§ **Set task**
Transcribe the listing that follows in full, omitting pictures.

Data records
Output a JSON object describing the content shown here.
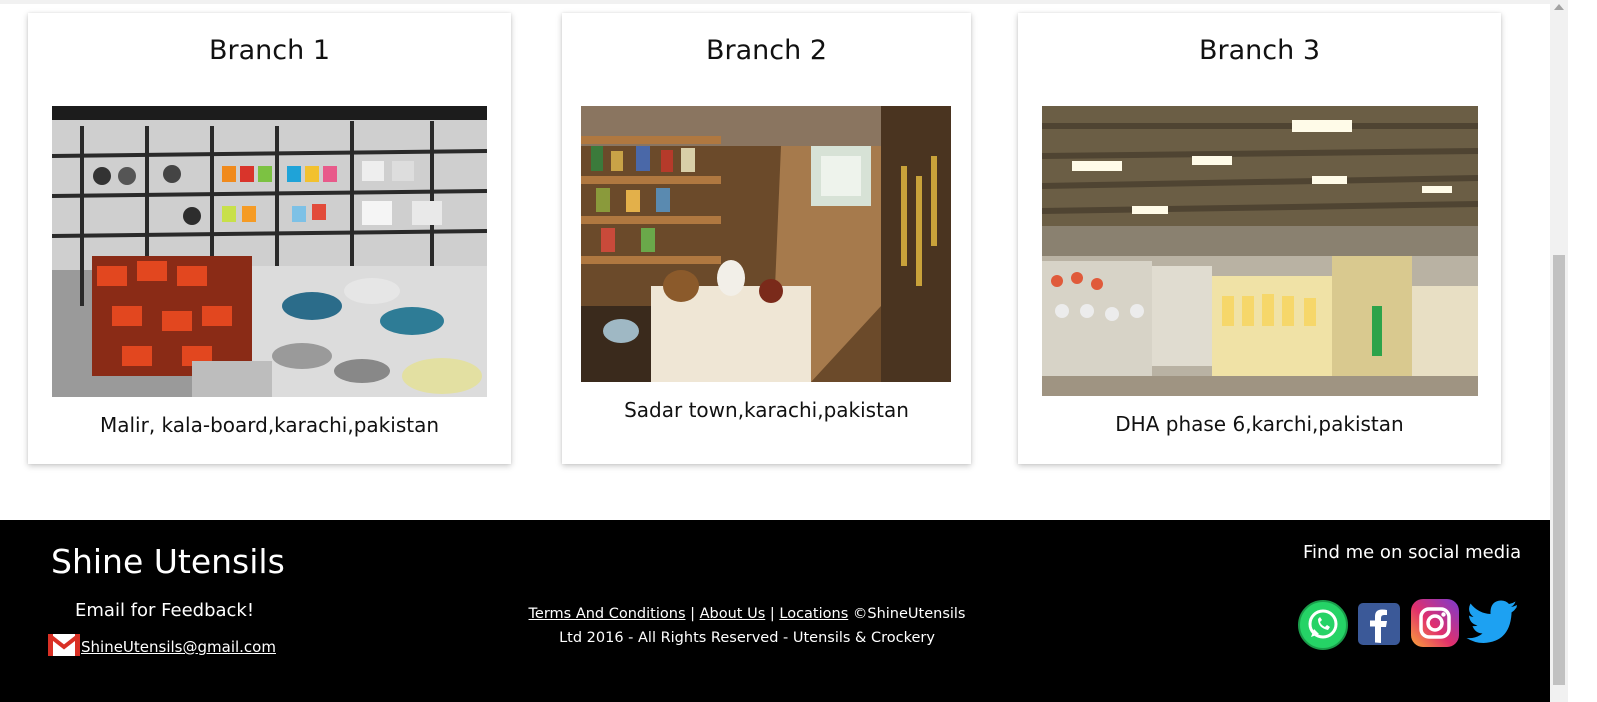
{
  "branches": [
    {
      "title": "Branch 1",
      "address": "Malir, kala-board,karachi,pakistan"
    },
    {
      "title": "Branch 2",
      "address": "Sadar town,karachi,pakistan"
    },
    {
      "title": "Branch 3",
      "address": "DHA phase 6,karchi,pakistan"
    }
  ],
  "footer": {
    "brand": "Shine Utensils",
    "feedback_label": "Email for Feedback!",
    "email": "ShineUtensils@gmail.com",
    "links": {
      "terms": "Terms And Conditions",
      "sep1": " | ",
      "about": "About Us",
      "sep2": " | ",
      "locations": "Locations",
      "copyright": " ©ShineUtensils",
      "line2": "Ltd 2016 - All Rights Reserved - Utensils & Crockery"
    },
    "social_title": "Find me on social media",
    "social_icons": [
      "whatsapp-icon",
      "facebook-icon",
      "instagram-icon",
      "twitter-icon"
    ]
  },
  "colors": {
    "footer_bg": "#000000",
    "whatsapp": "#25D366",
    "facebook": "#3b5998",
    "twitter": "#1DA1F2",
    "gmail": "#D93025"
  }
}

§ **Reply**
Output a JSON object describing the content shown here.
{
  "branches": [
    {
      "title": "Branch 1",
      "address": "Malir, kala-board,karachi,pakistan"
    },
    {
      "title": "Branch 2",
      "address": "Sadar town,karachi,pakistan"
    },
    {
      "title": "Branch 3",
      "address": "DHA phase 6,karchi,pakistan"
    }
  ],
  "footer": {
    "brand": "Shine Utensils",
    "feedback_label": "Email for Feedback!",
    "email": "ShineUtensils@gmail.com",
    "links": {
      "terms": "Terms And Conditions",
      "sep1": " | ",
      "about": "About Us",
      "sep2": " | ",
      "locations": "Locations",
      "copyright": " ©ShineUtensils",
      "line2": "Ltd 2016 - All Rights Reserved - Utensils & Crockery"
    },
    "social_title": "Find me on social media",
    "social_icons": [
      "whatsapp-icon",
      "facebook-icon",
      "instagram-icon",
      "twitter-icon"
    ]
  },
  "colors": {
    "footer_bg": "#000000",
    "whatsapp": "#25D366",
    "facebook": "#3b5998",
    "twitter": "#1DA1F2",
    "gmail": "#D93025"
  }
}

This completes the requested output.